* _EXTRACTED MATERIAL_:
>>>
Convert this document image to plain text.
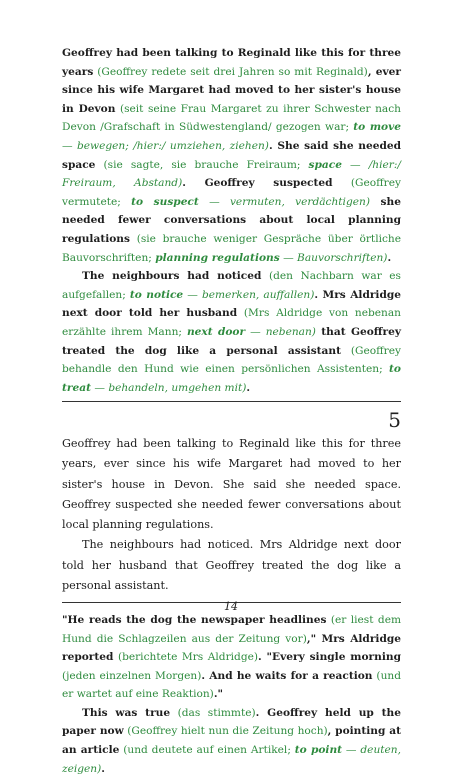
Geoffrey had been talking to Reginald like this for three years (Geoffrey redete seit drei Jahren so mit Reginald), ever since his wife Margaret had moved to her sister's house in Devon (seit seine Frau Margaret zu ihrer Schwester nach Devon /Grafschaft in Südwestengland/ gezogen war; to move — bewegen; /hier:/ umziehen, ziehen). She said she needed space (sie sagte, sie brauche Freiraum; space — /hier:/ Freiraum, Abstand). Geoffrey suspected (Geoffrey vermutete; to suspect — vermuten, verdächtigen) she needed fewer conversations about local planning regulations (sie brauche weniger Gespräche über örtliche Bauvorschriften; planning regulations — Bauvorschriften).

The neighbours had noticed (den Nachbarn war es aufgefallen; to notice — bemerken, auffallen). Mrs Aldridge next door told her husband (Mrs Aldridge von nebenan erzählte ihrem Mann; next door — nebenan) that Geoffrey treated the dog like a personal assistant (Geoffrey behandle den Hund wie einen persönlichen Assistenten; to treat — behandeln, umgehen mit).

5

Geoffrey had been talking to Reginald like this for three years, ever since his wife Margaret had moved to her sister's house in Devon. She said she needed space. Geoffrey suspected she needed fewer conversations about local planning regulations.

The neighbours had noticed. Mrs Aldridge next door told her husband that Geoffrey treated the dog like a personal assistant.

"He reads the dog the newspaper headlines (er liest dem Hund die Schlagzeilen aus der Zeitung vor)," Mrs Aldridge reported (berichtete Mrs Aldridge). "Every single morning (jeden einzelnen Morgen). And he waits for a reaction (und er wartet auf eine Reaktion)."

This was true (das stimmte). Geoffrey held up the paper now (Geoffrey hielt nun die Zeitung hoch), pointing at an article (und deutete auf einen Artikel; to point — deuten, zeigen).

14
<<<
>>>
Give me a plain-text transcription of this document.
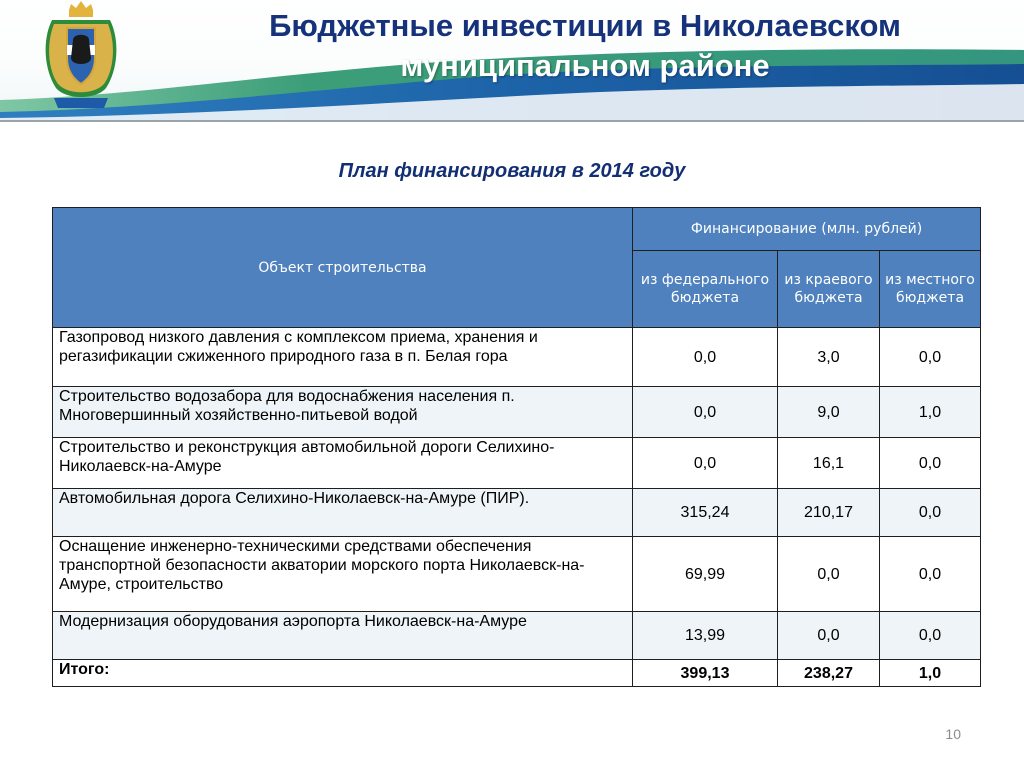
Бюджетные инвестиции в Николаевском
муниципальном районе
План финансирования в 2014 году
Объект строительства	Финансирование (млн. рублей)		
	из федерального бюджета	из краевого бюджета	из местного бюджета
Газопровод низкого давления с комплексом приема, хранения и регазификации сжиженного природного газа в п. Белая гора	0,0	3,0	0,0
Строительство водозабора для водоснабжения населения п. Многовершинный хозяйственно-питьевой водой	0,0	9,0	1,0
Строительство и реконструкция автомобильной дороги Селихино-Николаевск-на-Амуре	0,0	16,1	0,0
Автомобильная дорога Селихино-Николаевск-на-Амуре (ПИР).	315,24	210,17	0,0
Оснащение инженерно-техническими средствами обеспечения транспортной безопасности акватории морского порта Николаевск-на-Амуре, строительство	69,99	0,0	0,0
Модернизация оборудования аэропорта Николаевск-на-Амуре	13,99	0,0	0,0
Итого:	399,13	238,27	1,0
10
<<<
>>>
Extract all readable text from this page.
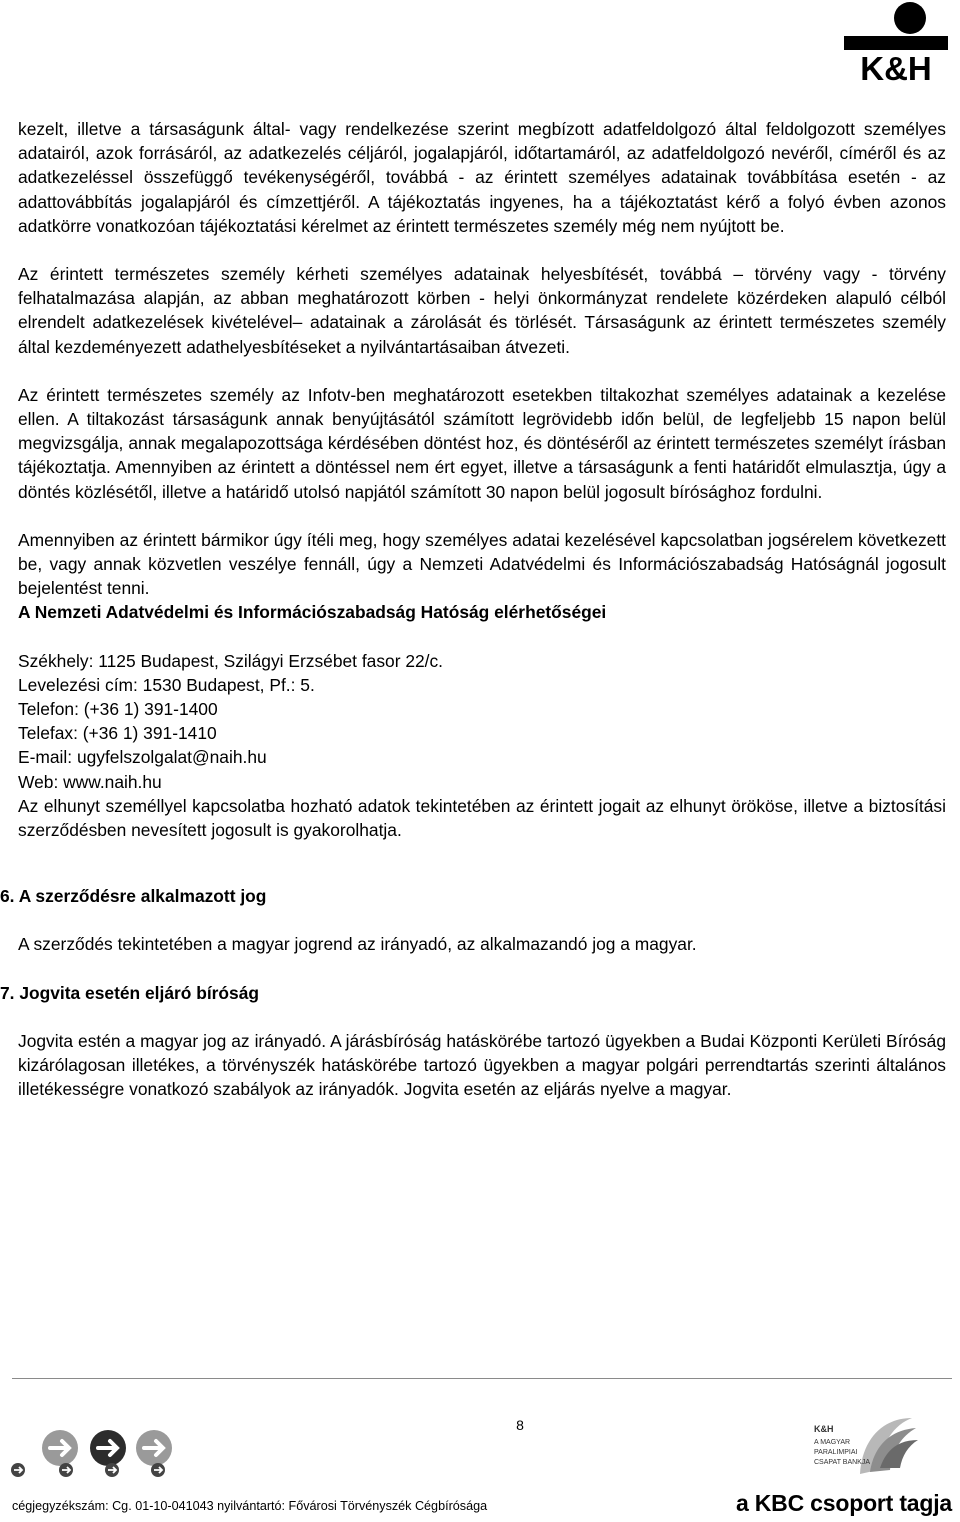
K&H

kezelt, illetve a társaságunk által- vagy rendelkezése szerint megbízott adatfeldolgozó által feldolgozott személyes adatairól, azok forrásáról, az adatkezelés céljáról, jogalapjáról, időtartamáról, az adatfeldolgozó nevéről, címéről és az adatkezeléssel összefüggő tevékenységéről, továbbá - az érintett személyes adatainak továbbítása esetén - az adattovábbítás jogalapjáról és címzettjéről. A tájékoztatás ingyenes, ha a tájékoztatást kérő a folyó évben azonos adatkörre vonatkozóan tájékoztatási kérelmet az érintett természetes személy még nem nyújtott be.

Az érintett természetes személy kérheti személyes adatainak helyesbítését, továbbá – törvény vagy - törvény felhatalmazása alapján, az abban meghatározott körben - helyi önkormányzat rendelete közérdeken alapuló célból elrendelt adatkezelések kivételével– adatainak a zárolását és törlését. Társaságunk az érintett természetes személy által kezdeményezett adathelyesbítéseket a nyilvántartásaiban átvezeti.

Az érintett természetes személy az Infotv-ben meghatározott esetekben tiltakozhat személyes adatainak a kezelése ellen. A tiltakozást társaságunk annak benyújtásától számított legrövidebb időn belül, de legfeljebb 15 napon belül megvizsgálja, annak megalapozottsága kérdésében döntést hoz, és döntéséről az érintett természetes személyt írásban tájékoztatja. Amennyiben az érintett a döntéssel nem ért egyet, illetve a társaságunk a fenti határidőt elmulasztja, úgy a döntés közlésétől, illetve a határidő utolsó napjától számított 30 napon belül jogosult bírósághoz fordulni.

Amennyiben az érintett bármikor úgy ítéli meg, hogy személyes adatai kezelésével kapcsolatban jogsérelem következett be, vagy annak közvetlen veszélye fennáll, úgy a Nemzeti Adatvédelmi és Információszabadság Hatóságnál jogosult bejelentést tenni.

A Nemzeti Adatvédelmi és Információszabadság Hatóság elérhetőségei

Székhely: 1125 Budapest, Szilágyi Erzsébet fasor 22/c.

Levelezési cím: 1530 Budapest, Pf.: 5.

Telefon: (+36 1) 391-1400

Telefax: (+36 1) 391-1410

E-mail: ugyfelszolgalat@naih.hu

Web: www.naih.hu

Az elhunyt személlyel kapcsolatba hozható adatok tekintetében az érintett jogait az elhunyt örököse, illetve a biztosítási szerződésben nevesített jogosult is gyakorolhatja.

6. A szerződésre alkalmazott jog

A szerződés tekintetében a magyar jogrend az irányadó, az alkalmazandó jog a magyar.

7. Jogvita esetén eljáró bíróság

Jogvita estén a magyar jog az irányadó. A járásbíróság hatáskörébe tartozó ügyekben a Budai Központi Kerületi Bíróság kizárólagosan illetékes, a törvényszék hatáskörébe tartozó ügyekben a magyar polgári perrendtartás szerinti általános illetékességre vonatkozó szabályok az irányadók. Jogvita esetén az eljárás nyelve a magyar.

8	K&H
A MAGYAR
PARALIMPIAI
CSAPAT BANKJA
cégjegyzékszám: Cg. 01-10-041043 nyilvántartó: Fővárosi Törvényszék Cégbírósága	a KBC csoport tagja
<<<
* _TASK REQUIREMENTS_:
Scan the material above for the string "suspected" and return the lines that hold it.

* _FINAL RESULT_:
Geoffrey had been talking to Reginald like this for three years (Geoffrey redete seit drei Jahren so mit Reginald), ever since his wife Margaret had moved to her sister's house in Devon (seit seine Frau Margaret zu ihrer Schwester nach Devon /Grafschaft in Südwestengland/ gezogen war; to move — bewegen; /hier:/ umziehen, ziehen). She said she needed space (sie sagte, sie brauche Freiraum; space — /hier:/ Freiraum, Abstand). Geoffrey suspected (Geoffrey vermutete; to suspect — vermuten, verdächtigen) she needed fewer conversations about local planning regulations (sie brauche weniger Gespräche über örtliche Bauvorschriften; planning regulations — Bauvorschriften).
Geoffrey had been talking to Reginald like this for three years, ever since his wife Margaret had moved to her sister's house in Devon. She said she needed space. Geoffrey suspected she needed fewer conversations about local planning regulations.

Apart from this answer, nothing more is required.